- _Task to carry out_
Repeat the lines of the listing below exactly, starting at the line that contains "Convert this screenshot" and running through the last line, both included, and only those.

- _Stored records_
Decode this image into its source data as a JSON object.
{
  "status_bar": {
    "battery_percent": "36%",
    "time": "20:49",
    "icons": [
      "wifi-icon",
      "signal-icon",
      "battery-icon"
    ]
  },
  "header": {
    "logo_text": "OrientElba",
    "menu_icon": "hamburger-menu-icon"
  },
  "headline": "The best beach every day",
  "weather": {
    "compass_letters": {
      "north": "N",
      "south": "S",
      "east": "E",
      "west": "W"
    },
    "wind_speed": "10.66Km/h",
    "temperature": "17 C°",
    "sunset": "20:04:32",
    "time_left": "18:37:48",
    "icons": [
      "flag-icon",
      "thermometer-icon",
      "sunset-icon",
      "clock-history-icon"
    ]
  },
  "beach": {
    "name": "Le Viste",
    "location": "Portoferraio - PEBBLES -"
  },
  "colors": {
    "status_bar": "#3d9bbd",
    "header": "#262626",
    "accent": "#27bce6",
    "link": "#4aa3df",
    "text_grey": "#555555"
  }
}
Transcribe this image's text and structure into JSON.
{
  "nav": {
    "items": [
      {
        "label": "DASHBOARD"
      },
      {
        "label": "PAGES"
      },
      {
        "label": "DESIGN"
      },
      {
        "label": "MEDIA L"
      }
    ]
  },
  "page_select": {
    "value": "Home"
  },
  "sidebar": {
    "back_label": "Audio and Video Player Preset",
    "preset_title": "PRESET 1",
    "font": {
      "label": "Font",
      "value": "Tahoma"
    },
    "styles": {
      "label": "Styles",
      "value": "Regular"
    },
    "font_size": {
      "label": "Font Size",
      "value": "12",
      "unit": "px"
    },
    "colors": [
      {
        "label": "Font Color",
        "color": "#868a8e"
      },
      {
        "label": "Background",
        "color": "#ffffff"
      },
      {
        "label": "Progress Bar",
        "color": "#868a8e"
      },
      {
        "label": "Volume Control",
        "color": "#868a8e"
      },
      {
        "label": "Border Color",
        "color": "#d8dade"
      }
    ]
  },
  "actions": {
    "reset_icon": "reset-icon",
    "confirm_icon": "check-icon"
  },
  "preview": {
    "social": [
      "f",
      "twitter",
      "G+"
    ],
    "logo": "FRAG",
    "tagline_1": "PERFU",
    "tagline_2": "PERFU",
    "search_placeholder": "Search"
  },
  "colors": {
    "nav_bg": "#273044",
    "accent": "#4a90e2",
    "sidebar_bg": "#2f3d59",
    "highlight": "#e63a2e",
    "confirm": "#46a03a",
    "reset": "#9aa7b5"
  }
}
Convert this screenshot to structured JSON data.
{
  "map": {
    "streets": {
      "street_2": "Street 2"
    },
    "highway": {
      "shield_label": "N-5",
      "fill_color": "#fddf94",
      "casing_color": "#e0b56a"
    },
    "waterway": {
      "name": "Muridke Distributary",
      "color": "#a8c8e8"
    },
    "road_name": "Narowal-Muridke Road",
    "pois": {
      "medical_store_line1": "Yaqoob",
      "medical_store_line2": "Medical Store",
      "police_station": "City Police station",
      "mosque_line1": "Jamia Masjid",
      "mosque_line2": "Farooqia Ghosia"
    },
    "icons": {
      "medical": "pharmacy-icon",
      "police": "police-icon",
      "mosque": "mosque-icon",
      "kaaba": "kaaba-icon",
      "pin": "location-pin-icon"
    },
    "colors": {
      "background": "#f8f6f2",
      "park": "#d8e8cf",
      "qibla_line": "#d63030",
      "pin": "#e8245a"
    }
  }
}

- _The result_
Convert this screenshot to structured JSON data.
{
  "map": {
    "streets": {
      "street_2": "Street 2"
    },
    "highway": {
      "shield_label": "N-5",
      "fill_color": "#fddf94",
      "casing_color": "#e0b56a"
    },
    "waterway": {
      "name": "Muridke Distributary",
      "color": "#a8c8e8"
    },
    "road_name": "Narowal-Muridke Road",
    "pois": {
      "medical_store_line1": "Yaqoob",
      "medical_store_line2": "Medical Store",
      "police_station": "City Police station",
      "mosque_line1": "Jamia Masjid",
      "mosque_line2": "Farooqia Ghosia"
    },
    "icons": {
      "medical": "pharmacy-icon",
      "police": "police-icon",
      "mosque": "mosque-icon",
      "kaaba": "kaaba-icon",
      "pin": "location-pin-icon"
    },
    "colors": {
      "background": "#f8f6f2",
      "park": "#d8e8cf",
      "qibla_line": "#d63030",
      "pin": "#e8245a"
    }
  }
}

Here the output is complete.